• _Task objective_
Gather up every line that includes the string "this".

• _Entries provided_
## BEGIN

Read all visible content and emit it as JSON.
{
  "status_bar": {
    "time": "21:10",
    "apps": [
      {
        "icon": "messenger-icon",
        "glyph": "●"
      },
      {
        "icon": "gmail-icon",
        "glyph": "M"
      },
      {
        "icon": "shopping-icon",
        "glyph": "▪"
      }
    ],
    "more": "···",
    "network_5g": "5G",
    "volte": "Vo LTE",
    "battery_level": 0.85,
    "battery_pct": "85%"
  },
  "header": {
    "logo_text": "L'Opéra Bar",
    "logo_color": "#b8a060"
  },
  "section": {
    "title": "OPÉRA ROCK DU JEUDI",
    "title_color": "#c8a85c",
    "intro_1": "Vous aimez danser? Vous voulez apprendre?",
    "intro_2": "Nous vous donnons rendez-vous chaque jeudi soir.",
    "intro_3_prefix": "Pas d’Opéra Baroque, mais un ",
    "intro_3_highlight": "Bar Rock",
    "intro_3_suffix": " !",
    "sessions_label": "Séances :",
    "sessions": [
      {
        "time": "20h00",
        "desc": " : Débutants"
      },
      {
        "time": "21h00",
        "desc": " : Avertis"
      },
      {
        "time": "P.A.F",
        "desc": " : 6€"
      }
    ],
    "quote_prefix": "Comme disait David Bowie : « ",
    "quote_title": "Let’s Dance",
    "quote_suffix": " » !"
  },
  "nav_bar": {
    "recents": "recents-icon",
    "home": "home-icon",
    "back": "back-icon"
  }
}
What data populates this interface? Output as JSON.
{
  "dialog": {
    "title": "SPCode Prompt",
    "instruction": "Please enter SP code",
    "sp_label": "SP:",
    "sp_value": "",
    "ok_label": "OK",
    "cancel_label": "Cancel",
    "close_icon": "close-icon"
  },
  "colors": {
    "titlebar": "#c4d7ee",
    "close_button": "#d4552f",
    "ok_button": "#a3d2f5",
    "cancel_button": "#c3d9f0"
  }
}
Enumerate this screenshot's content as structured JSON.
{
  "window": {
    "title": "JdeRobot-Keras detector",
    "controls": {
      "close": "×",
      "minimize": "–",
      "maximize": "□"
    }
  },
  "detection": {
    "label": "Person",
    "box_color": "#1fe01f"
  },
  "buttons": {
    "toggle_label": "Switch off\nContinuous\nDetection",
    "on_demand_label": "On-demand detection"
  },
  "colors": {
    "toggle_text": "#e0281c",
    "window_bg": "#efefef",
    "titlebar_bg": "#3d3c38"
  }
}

## END

• _Task answer_
What data populates this interface? Output as JSON.
Enumerate this screenshot's content as structured JSON.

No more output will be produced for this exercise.